BEGIN
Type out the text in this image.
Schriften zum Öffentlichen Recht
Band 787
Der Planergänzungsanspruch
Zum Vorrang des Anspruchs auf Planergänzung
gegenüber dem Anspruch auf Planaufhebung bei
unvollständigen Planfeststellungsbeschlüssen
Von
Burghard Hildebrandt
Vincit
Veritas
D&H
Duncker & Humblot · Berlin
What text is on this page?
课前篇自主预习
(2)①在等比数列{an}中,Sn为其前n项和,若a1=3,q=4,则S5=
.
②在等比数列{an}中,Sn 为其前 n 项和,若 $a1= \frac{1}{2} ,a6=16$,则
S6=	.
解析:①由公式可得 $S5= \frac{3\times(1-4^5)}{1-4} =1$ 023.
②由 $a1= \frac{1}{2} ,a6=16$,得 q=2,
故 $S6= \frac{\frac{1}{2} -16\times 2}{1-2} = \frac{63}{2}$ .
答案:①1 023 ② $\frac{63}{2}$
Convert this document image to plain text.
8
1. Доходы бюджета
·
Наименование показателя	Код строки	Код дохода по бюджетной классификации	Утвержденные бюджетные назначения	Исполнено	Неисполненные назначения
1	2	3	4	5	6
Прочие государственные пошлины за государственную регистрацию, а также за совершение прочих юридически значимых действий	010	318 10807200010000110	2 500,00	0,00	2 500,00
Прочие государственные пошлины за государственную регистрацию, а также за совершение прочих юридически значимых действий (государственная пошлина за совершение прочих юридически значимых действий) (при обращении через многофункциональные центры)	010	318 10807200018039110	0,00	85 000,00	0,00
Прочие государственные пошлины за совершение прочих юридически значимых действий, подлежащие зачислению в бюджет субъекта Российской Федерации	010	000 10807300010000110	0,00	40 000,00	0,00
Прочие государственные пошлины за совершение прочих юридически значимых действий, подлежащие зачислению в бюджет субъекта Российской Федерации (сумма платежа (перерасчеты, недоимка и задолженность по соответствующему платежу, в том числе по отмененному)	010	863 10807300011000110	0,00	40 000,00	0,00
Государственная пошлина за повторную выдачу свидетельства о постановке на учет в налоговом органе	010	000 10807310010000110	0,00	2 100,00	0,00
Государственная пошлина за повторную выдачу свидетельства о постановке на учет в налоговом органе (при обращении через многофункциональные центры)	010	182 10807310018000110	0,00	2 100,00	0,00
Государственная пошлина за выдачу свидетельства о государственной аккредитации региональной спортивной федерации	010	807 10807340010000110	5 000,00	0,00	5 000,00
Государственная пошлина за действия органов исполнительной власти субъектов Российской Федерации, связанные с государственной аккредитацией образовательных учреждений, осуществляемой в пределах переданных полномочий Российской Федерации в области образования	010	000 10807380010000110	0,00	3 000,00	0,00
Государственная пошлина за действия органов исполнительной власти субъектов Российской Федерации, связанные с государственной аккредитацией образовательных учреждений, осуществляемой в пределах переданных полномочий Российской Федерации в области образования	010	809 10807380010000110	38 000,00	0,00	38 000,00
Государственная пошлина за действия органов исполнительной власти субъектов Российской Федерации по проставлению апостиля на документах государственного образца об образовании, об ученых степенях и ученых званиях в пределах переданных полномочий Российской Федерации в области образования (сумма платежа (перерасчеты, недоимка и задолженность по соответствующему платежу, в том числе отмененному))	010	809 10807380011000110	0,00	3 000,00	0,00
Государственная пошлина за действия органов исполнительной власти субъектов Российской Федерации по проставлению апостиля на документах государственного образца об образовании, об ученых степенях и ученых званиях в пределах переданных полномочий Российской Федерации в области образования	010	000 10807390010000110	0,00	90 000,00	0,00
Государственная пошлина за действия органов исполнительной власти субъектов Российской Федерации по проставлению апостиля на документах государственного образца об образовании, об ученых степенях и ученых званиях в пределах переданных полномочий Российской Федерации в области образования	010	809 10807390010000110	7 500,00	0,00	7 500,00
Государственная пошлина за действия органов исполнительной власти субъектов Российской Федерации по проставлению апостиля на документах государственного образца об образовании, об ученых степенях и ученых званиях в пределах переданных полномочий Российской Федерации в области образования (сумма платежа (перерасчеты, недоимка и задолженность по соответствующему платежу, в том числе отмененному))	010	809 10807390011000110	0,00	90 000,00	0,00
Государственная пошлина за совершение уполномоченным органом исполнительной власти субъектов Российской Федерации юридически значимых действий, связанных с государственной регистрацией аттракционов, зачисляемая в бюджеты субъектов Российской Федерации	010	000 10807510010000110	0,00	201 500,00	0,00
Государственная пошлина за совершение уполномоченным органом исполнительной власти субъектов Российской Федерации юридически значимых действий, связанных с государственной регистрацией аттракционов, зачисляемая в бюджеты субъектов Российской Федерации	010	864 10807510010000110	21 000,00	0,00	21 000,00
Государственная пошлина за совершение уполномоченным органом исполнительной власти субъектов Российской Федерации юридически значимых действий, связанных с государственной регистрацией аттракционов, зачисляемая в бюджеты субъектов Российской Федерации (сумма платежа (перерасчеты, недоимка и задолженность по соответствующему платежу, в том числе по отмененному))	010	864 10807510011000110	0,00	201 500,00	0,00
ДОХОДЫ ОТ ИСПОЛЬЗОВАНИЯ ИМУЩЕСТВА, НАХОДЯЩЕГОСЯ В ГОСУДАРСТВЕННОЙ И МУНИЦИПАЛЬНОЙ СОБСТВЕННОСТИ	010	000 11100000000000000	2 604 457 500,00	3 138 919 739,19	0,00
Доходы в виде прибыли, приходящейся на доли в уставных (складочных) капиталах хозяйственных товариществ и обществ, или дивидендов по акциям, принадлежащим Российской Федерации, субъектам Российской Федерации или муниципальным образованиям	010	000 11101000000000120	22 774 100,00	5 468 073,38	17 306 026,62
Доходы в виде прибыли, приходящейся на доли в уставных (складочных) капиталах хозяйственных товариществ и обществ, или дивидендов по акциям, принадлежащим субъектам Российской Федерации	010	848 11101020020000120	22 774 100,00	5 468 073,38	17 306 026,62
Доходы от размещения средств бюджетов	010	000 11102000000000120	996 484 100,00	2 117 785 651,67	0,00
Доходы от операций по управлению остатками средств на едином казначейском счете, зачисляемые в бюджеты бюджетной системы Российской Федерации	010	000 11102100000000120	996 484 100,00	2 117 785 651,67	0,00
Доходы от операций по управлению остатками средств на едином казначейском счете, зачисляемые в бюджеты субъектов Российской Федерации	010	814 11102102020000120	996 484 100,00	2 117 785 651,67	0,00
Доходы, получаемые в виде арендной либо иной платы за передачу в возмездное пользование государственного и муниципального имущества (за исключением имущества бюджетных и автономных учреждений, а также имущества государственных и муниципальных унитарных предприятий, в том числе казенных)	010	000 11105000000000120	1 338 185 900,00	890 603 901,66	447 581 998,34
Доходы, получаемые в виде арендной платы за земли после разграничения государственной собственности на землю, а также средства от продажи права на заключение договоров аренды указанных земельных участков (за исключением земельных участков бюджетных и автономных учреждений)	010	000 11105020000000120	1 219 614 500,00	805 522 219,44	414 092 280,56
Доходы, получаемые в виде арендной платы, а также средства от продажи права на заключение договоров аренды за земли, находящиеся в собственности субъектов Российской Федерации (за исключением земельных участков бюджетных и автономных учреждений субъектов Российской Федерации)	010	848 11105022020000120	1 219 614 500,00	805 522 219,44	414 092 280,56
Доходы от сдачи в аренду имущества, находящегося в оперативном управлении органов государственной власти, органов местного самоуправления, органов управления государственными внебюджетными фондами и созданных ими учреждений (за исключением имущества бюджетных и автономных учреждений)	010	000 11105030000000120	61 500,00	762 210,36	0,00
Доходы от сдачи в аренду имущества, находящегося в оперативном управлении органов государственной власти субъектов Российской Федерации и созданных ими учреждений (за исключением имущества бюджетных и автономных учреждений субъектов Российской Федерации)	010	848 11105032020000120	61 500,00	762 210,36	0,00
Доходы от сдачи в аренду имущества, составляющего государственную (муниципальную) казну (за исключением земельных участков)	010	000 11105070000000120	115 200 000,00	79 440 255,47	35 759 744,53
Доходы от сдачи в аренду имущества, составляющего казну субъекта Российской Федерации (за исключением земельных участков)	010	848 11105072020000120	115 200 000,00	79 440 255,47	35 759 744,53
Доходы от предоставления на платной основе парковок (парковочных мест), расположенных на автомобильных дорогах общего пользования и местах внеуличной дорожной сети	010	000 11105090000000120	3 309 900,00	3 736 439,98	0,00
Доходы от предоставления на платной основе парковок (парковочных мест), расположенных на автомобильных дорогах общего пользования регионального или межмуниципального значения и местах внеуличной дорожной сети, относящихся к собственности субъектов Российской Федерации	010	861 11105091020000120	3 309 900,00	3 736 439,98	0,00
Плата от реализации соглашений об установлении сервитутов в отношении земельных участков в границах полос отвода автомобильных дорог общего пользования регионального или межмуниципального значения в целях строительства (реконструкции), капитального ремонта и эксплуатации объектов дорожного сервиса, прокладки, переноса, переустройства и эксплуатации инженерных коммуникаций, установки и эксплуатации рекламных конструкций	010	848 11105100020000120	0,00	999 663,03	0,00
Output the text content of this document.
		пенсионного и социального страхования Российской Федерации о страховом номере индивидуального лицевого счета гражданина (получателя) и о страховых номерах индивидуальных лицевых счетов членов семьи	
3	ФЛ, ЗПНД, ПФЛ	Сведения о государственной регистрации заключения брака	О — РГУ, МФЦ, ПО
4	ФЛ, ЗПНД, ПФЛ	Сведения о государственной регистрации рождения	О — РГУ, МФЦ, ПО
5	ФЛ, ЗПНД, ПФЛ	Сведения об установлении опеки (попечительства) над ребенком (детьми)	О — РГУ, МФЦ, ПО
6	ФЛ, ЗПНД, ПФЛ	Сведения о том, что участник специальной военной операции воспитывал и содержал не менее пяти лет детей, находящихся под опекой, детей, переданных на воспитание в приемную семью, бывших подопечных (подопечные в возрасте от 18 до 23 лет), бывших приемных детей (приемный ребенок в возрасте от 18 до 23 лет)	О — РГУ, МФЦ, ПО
END
Your instructions.
Identify and list each line with the word "внеуличной".

Task answer.
Доходы от предоставления на платной основе парковок (парковочных мест), расположенных на автомобильных дорогах общего пользования и местах внеуличной дорожной сети	010	000 11105090000000120	3 309 900,00	3 736 439,98	0,00
Доходы от предоставления на платной основе парковок (парковочных мест), расположенных на автомобильных дорогах общего пользования регионального или межмуниципального значения и местах внеуличной дорожной сети, относящихся к собственности субъектов Российской Федерации	010	861 11105091020000120	3 309 900,00	3 736 439,98	0,00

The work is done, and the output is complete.